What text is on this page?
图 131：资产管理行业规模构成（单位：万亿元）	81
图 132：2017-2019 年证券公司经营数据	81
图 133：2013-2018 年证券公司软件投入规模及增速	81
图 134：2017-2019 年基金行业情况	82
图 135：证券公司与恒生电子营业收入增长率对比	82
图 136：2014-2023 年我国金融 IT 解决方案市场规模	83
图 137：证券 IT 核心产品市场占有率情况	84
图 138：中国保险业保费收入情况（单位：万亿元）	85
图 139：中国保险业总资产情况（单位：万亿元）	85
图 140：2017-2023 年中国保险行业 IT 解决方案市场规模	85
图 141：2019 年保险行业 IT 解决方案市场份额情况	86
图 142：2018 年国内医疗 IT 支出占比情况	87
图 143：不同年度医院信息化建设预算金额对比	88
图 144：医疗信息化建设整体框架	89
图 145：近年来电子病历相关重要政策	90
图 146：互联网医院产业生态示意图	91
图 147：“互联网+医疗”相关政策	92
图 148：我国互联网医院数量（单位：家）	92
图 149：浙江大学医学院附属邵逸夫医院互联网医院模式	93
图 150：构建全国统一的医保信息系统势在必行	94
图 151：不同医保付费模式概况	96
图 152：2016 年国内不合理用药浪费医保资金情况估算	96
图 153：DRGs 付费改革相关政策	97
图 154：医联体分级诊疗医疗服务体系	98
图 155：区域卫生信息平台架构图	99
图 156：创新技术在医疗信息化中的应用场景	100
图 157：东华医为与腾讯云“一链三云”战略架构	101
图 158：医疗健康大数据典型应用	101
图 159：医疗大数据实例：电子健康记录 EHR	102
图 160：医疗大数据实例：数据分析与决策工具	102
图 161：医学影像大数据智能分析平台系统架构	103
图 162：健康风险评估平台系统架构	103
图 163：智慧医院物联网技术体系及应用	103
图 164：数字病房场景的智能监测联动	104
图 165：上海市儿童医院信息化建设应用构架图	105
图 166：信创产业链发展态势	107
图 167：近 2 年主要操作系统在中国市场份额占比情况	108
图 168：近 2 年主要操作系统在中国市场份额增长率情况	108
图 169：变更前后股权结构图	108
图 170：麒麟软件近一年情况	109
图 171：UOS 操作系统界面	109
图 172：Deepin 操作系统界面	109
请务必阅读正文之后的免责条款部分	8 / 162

▸ **Set exercise**
The records above must be output exactly, in full.

▸ **The reply**
What text is on this page?
图 131：资产管理行业规模构成（单位：万亿元）	81
图 132：2017-2019 年证券公司经营数据	81
图 133：2013-2018 年证券公司软件投入规模及增速	81
图 134：2017-2019 年基金行业情况	82
图 135：证券公司与恒生电子营业收入增长率对比	82
图 136：2014-2023 年我国金融 IT 解决方案市场规模	83
图 137：证券 IT 核心产品市场占有率情况	84
图 138：中国保险业保费收入情况（单位：万亿元）	85
图 139：中国保险业总资产情况（单位：万亿元）	85
图 140：2017-2023 年中国保险行业 IT 解决方案市场规模	85
图 141：2019 年保险行业 IT 解决方案市场份额情况	86
图 142：2018 年国内医疗 IT 支出占比情况	87
图 143：不同年度医院信息化建设预算金额对比	88
图 144：医疗信息化建设整体框架	89
图 145：近年来电子病历相关重要政策	90
图 146：互联网医院产业生态示意图	91
图 147：“互联网+医疗”相关政策	92
图 148：我国互联网医院数量（单位：家）	92
图 149：浙江大学医学院附属邵逸夫医院互联网医院模式	93
图 150：构建全国统一的医保信息系统势在必行	94
图 151：不同医保付费模式概况	96
图 152：2016 年国内不合理用药浪费医保资金情况估算	96
图 153：DRGs 付费改革相关政策	97
图 154：医联体分级诊疗医疗服务体系	98
图 155：区域卫生信息平台架构图	99
图 156：创新技术在医疗信息化中的应用场景	100
图 157：东华医为与腾讯云“一链三云”战略架构	101
图 158：医疗健康大数据典型应用	101
图 159：医疗大数据实例：电子健康记录 EHR	102
图 160：医疗大数据实例：数据分析与决策工具	102
图 161：医学影像大数据智能分析平台系统架构	103
图 162：健康风险评估平台系统架构	103
图 163：智慧医院物联网技术体系及应用	103
图 164：数字病房场景的智能监测联动	104
图 165：上海市儿童医院信息化建设应用构架图	105
图 166：信创产业链发展态势	107
图 167：近 2 年主要操作系统在中国市场份额占比情况	108
图 168：近 2 年主要操作系统在中国市场份额增长率情况	108
图 169：变更前后股权结构图	108
图 170：麒麟软件近一年情况	109
图 171：UOS 操作系统界面	109
图 172：Deepin 操作系统界面	109
请务必阅读正文之后的免责条款部分	8 / 162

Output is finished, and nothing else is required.